Instructions for the task:
Look at the entries below and reproduce them exactly.
=====
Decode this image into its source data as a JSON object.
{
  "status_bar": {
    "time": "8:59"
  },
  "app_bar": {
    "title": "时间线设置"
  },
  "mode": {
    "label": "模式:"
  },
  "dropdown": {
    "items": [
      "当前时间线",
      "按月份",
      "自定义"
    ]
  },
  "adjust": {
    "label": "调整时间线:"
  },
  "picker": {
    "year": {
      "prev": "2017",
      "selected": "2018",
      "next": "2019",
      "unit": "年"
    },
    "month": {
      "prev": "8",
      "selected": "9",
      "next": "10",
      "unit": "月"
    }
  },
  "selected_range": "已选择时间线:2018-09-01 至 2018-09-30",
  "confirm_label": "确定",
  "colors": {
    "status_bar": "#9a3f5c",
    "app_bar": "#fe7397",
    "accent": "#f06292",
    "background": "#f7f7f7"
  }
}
=====
Result for this exercise:
Decode this image into its source data as a JSON object.
{
  "status_bar": {
    "time": "8:59"
  },
  "app_bar": {
    "title": "时间线设置"
  },
  "mode": {
    "label": "模式:"
  },
  "dropdown": {
    "items": [
      "当前时间线",
      "按月份",
      "自定义"
    ]
  },
  "adjust": {
    "label": "调整时间线:"
  },
  "picker": {
    "year": {
      "prev": "2017",
      "selected": "2018",
      "next": "2019",
      "unit": "年"
    },
    "month": {
      "prev": "8",
      "selected": "9",
      "next": "10",
      "unit": "月"
    }
  },
  "selected_range": "已选择时间线:2018-09-01 至 2018-09-30",
  "confirm_label": "确定",
  "colors": {
    "status_bar": "#9a3f5c",
    "app_bar": "#fe7397",
    "accent": "#f06292",
    "background": "#f7f7f7"
  }
}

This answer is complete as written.